REQUIREMENTS -> Below are entries. Pull out all lines containing "EXISTING".

RECORD EXCERPTS ->
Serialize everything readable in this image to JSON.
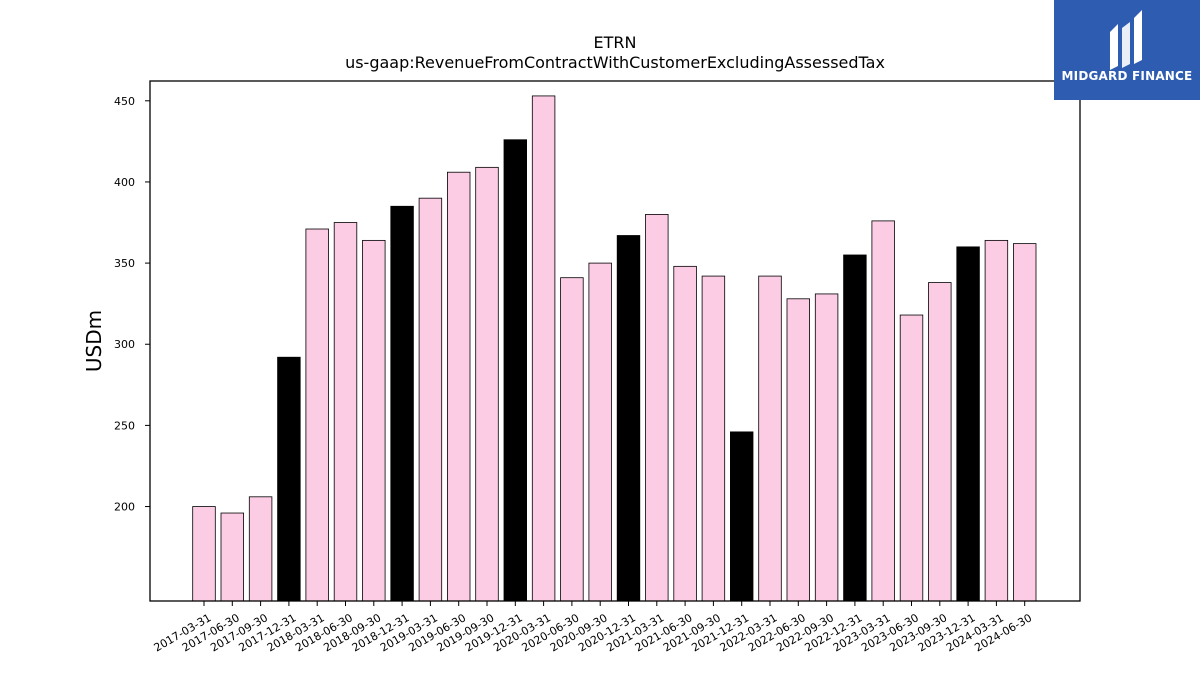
{
  "chart_data": {
    "type": "bar",
    "title": "ETRN",
    "subtitle": "us-gaap:RevenueFromContractWithCustomerExcludingAssessedTax",
    "ylabel": "USDm",
    "xlabel": "",
    "ylim": [
      150,
      470
    ],
    "yticks": [
      200,
      250,
      300,
      350,
      400,
      450
    ],
    "grid": false,
    "categories": [
      "2017-03-31",
      "2017-06-30",
      "2017-09-30",
      "2017-12-31",
      "2018-03-31",
      "2018-06-30",
      "2018-09-30",
      "2018-12-31",
      "2019-03-31",
      "2019-06-30",
      "2019-09-30",
      "2019-12-31",
      "2020-03-31",
      "2020-06-30",
      "2020-09-30",
      "2020-12-31",
      "2021-03-31",
      "2021-06-30",
      "2021-09-30",
      "2021-12-31",
      "2022-03-31",
      "2022-06-30",
      "2022-09-30",
      "2022-12-31",
      "2023-03-31",
      "2023-06-30",
      "2023-09-30",
      "2023-12-31",
      "2024-03-31",
      "2024-06-30"
    ],
    "values": [
      200,
      196,
      206,
      292,
      371,
      375,
      364,
      385,
      390,
      406,
      409,
      426,
      453,
      341,
      350,
      367,
      380,
      348,
      342,
      246,
      342,
      328,
      331,
      355,
      376,
      318,
      338,
      360,
      364,
      362
    ],
    "colors": {
      "quarter": "#fccce4",
      "year_end": "#000000",
      "edge": "#000000"
    }
  },
  "logo": {
    "text": "MIDGARD FINANCE",
    "background": "#2d5cb0"
  }
}
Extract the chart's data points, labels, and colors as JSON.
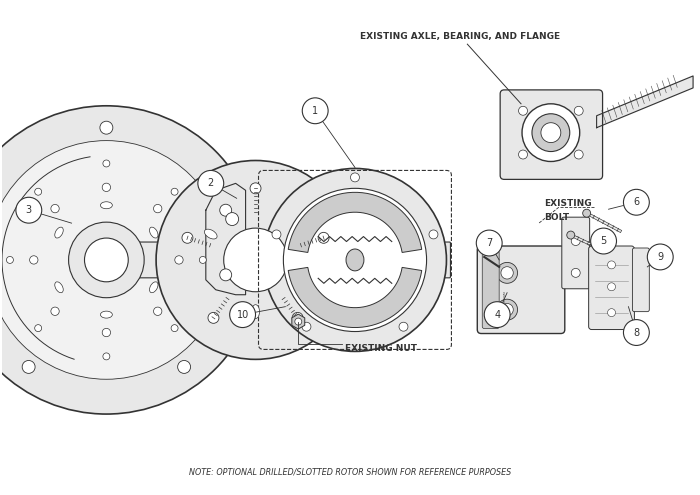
{
  "bg_color": "#ffffff",
  "line_color": "#333333",
  "fill_light": "#e8e8e8",
  "fill_mid": "#cccccc",
  "fill_dark": "#aaaaaa",
  "note_text": "NOTE: OPTIONAL DRILLED/SLOTTED ROTOR SHOWN FOR REFERENCE PURPOSES",
  "labels": {
    "axle": "EXISTING AXLE, BEARING, AND FLANGE",
    "nut": "EXISTING NUT",
    "bolt": "EXISTING\nBOLT"
  }
}
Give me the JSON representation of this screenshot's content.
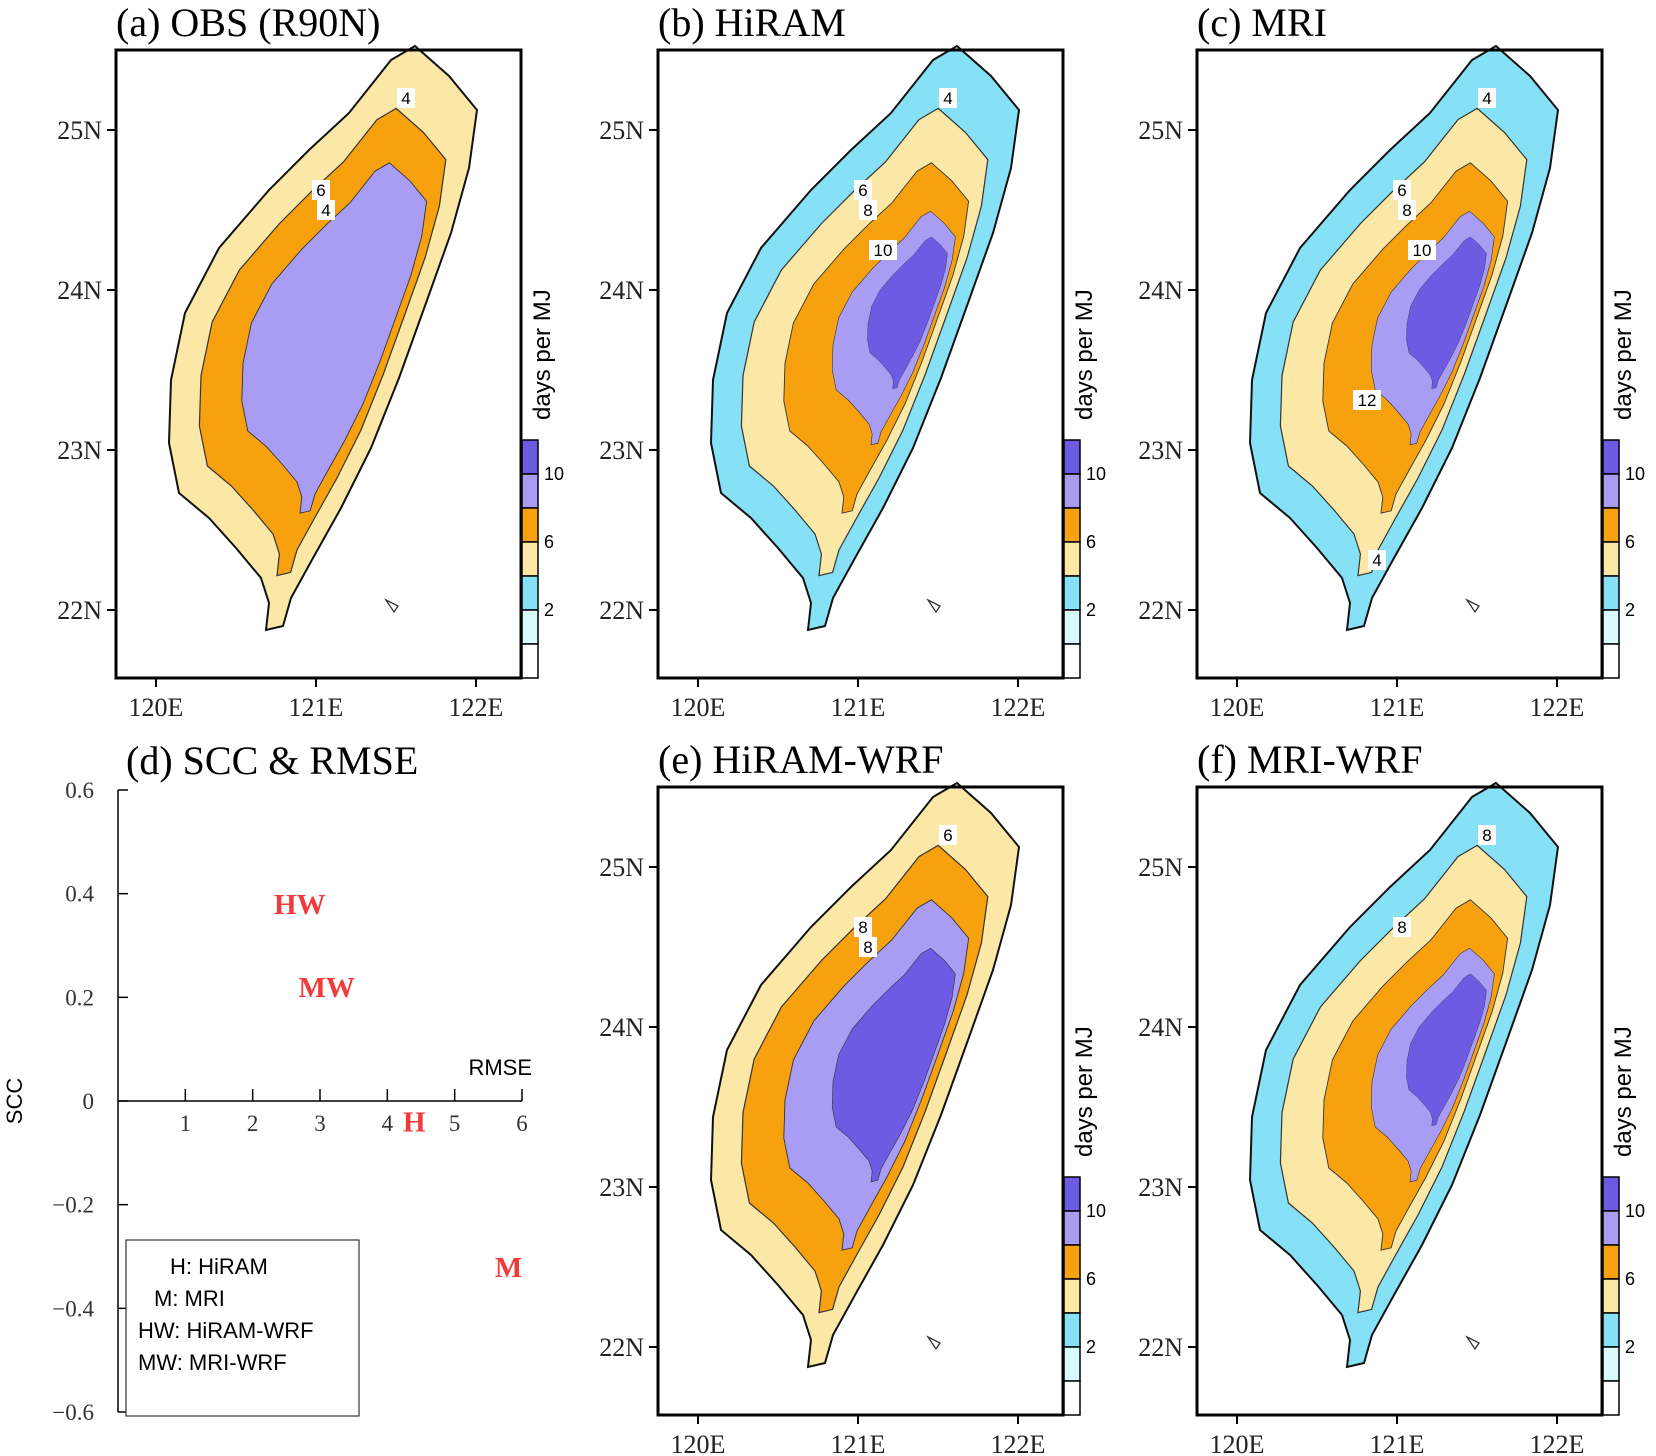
{
  "colors": {
    "c0_2": "#d8fbfc",
    "c2_4": "#86e1f6",
    "c4_6": "#fbe8a6",
    "c6_8": "#f7a10e",
    "c8_10": "#a89cf3",
    "c10p": "#6e5be3",
    "marker": "#f23a3a"
  },
  "maps": [
    {
      "id": "a",
      "title": "(a) OBS (R90N)",
      "fill_levels": [
        "c4_6",
        "c6_8",
        "c8_10"
      ],
      "contour_labels": [
        "4",
        "6",
        "4"
      ]
    },
    {
      "id": "b",
      "title": "(b) HiRAM",
      "fill_levels": [
        "c2_4",
        "c4_6",
        "c6_8",
        "c8_10",
        "c10p"
      ],
      "contour_labels": [
        "4",
        "6",
        "8",
        "10"
      ]
    },
    {
      "id": "c",
      "title": "(c) MRI",
      "fill_levels": [
        "c2_4",
        "c4_6",
        "c6_8",
        "c8_10",
        "c10p"
      ],
      "contour_labels": [
        "4",
        "6",
        "8",
        "10",
        "12",
        "4"
      ]
    },
    {
      "id": "e",
      "title": "(e) HiRAM-WRF",
      "fill_levels": [
        "c4_6",
        "c6_8",
        "c8_10",
        "c10p"
      ],
      "contour_labels": [
        "6",
        "8",
        "8"
      ]
    },
    {
      "id": "f",
      "title": "(f) MRI-WRF",
      "fill_levels": [
        "c2_4",
        "c4_6",
        "c6_8",
        "c8_10",
        "c10p"
      ],
      "contour_labels": [
        "8",
        "8"
      ]
    }
  ],
  "map_axes": {
    "lat_ticks": [
      "25N",
      "24N",
      "23N",
      "22N"
    ],
    "lon_ticks": [
      "120E",
      "121E",
      "122E"
    ]
  },
  "colorbar": {
    "label": "days per MJ",
    "tick_labels": [
      "10",
      "6",
      "2"
    ]
  },
  "chart_data": {
    "type": "scatter",
    "title": "(d) SCC & RMSE",
    "xlabel": "RMSE",
    "ylabel": "SCC",
    "xlim": [
      0,
      6
    ],
    "ylim": [
      -0.6,
      0.6
    ],
    "x_ticks": [
      1,
      2,
      3,
      4,
      5,
      6
    ],
    "y_ticks": [
      0.6,
      0.4,
      0.2,
      0,
      -0.2,
      -0.4,
      -0.6
    ],
    "y_tick_labels": [
      "0.6",
      "0.4",
      "0.2",
      "0",
      "−0.2",
      "−0.4",
      "−0.6"
    ],
    "points": [
      {
        "label": "HW",
        "x": 2.7,
        "y": 0.38
      },
      {
        "label": "MW",
        "x": 3.1,
        "y": 0.22
      },
      {
        "label": "H",
        "x": 4.4,
        "y": -0.04
      },
      {
        "label": "M",
        "x": 5.8,
        "y": -0.32
      }
    ],
    "legend": {
      "placement": "bottom-left",
      "entries": [
        "H: HiRAM",
        "M: MRI",
        "HW: HiRAM-WRF",
        "MW: MRI-WRF"
      ]
    }
  }
}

SOLUTION TO THIS EXERCISE ->
    "axle": "EXISTING AXLE, BEARING, AND FLANGE",
    "nut": "EXISTING NUT",
    "bolt": "EXISTING\nBOLT"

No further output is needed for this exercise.